• _Given instruction_:
What follows is a block of records; reproduce all of it verbatim.

• _Supplied entries_:
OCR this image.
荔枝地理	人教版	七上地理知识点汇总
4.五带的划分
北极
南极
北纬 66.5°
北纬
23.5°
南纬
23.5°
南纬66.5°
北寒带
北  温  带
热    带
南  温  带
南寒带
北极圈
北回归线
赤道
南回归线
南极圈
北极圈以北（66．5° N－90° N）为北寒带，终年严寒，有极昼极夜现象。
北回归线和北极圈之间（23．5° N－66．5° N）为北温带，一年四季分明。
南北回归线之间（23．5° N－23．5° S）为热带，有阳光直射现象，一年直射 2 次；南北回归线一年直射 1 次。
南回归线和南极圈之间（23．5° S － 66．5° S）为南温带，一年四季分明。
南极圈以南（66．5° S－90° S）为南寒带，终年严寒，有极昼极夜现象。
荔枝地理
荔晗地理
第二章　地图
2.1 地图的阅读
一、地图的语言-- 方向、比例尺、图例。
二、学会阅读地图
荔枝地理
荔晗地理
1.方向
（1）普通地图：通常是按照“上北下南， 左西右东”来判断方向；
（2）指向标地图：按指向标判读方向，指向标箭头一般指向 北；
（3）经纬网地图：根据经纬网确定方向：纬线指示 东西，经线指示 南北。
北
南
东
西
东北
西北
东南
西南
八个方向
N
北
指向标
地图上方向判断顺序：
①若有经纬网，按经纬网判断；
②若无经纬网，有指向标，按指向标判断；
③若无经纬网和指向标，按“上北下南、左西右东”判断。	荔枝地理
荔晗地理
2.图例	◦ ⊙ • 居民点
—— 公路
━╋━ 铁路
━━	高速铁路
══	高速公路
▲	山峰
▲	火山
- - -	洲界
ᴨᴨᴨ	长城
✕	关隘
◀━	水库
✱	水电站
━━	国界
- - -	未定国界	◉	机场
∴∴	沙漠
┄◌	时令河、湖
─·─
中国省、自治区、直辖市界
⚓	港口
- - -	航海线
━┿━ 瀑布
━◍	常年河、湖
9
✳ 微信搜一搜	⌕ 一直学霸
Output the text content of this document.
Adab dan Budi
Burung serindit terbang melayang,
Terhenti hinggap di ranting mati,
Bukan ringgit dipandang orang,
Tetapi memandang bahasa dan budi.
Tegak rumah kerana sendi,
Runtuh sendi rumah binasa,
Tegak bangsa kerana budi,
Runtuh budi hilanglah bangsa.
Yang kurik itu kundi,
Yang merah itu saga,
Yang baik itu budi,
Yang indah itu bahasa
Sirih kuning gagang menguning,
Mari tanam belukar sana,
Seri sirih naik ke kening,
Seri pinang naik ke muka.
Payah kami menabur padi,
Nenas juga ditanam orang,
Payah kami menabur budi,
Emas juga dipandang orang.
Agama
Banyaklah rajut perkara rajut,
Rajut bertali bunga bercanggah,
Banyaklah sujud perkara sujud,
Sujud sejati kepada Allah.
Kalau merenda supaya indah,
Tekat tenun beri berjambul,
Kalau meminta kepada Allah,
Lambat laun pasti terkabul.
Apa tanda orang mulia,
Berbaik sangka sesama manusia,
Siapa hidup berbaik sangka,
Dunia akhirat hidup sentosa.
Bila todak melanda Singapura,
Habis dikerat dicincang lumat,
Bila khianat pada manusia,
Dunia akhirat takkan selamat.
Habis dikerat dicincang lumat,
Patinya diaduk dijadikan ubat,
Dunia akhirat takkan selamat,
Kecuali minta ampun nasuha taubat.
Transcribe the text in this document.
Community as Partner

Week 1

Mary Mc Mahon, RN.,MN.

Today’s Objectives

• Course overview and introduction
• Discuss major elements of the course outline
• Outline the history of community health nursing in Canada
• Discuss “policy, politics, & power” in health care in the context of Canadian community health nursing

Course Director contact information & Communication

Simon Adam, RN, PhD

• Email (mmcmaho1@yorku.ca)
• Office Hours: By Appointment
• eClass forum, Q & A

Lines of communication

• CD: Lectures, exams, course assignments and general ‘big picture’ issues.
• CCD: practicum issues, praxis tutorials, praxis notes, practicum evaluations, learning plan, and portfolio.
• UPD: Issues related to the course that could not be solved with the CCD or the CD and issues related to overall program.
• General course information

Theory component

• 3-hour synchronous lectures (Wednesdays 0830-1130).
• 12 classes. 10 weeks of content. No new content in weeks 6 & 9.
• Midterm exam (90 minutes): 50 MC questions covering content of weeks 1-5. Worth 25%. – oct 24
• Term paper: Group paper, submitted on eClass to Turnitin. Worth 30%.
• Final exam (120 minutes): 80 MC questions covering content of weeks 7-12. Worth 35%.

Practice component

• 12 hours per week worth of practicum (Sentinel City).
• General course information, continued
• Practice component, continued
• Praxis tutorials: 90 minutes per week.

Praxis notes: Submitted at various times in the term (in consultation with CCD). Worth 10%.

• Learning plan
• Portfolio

• _Solution for this problem_:
OCR this image.
荔枝地理	人教版	七上地理知识点汇总
4.五带的划分
北极
南极
北纬 66.5°
北纬
23.5°
南纬
23.5°
南纬66.5°
北寒带
北  温  带
热    带
南  温  带
南寒带
北极圈
北回归线
赤道
南回归线
南极圈
北极圈以北（66．5° N－90° N）为北寒带，终年严寒，有极昼极夜现象。
北回归线和北极圈之间（23．5° N－66．5° N）为北温带，一年四季分明。
南北回归线之间（23．5° N－23．5° S）为热带，有阳光直射现象，一年直射 2 次；南北回归线一年直射 1 次。
南回归线和南极圈之间（23．5° S － 66．5° S）为南温带，一年四季分明。
南极圈以南（66．5° S－90° S）为南寒带，终年严寒，有极昼极夜现象。
荔枝地理
荔晗地理
第二章　地图
2.1 地图的阅读
一、地图的语言-- 方向、比例尺、图例。
二、学会阅读地图
荔枝地理
荔晗地理
1.方向
（1）普通地图：通常是按照“上北下南， 左西右东”来判断方向；
（2）指向标地图：按指向标判读方向，指向标箭头一般指向 北；
（3）经纬网地图：根据经纬网确定方向：纬线指示 东西，经线指示 南北。
北
南
东
西
东北
西北
东南
西南
八个方向
N
北
指向标
地图上方向判断顺序：
①若有经纬网，按经纬网判断；
②若无经纬网，有指向标，按指向标判断；
③若无经纬网和指向标，按“上北下南、左西右东”判断。	荔枝地理
荔晗地理
2.图例	◦ ⊙ • 居民点
—— 公路
━╋━ 铁路
━━	高速铁路
══	高速公路
▲	山峰
▲	火山
- - -	洲界
ᴨᴨᴨ	长城
✕	关隘
◀━	水库
✱	水电站
━━	国界
- - -	未定国界	◉	机场
∴∴	沙漠
┄◌	时令河、湖
─·─
中国省、自治区、直辖市界
⚓	港口
- - -	航海线
━┿━ 瀑布
━◍	常年河、湖
9
✳ 微信搜一搜	⌕ 一直学霸
Output the text content of this document.
Adab dan Budi
Burung serindit terbang melayang,
Terhenti hinggap di ranting mati,
Bukan ringgit dipandang orang,
Tetapi memandang bahasa dan budi.
Tegak rumah kerana sendi,
Runtuh sendi rumah binasa,
Tegak bangsa kerana budi,
Runtuh budi hilanglah bangsa.
Yang kurik itu kundi,
Yang merah itu saga,
Yang baik itu budi,
Yang indah itu bahasa
Sirih kuning gagang menguning,
Mari tanam belukar sana,
Seri sirih naik ke kening,
Seri pinang naik ke muka.
Payah kami menabur padi,
Nenas juga ditanam orang,
Payah kami menabur budi,
Emas juga dipandang orang.
Agama
Banyaklah rajut perkara rajut,
Rajut bertali bunga bercanggah,
Banyaklah sujud perkara sujud,
Sujud sejati kepada Allah.
Kalau merenda supaya indah,
Tekat tenun beri berjambul,
Kalau meminta kepada Allah,
Lambat laun pasti terkabul.
Apa tanda orang mulia,
Berbaik sangka sesama manusia,
Siapa hidup berbaik sangka,
Dunia akhirat hidup sentosa.
Bila todak melanda Singapura,
Habis dikerat dicincang lumat,
Bila khianat pada manusia,
Dunia akhirat takkan selamat.
Habis dikerat dicincang lumat,
Patinya diaduk dijadikan ubat,
Dunia akhirat takkan selamat,
Kecuali minta ampun nasuha taubat.
Transcribe the text in this document.
Community as Partner

Week 1

Mary Mc Mahon, RN.,MN.

Today’s Objectives

• Course overview and introduction
• Discuss major elements of the course outline
• Outline the history of community health nursing in Canada
• Discuss “policy, politics, & power” in health care in the context of Canadian community health nursing

Course Director contact information & Communication

Simon Adam, RN, PhD

• Email (mmcmaho1@yorku.ca)
• Office Hours: By Appointment
• eClass forum, Q & A

Lines of communication

• CD: Lectures, exams, course assignments and general ‘big picture’ issues.
• CCD: practicum issues, praxis tutorials, praxis notes, practicum evaluations, learning plan, and portfolio.
• UPD: Issues related to the course that could not be solved with the CCD or the CD and issues related to overall program.
• General course information

Theory component

• 3-hour synchronous lectures (Wednesdays 0830-1130).
• 12 classes. 10 weeks of content. No new content in weeks 6 & 9.
• Midterm exam (90 minutes): 50 MC questions covering content of weeks 1-5. Worth 25%. – oct 24
• Term paper: Group paper, submitted on eClass to Turnitin. Worth 30%.
• Final exam (120 minutes): 80 MC questions covering content of weeks 7-12. Worth 35%.

Practice component

• 12 hours per week worth of practicum (Sentinel City).
• General course information, continued
• Practice component, continued
• Praxis tutorials: 90 minutes per week.

Praxis notes: Submitted at various times in the term (in consultation with CCD). Worth 10%.

• Learning plan
• Portfolio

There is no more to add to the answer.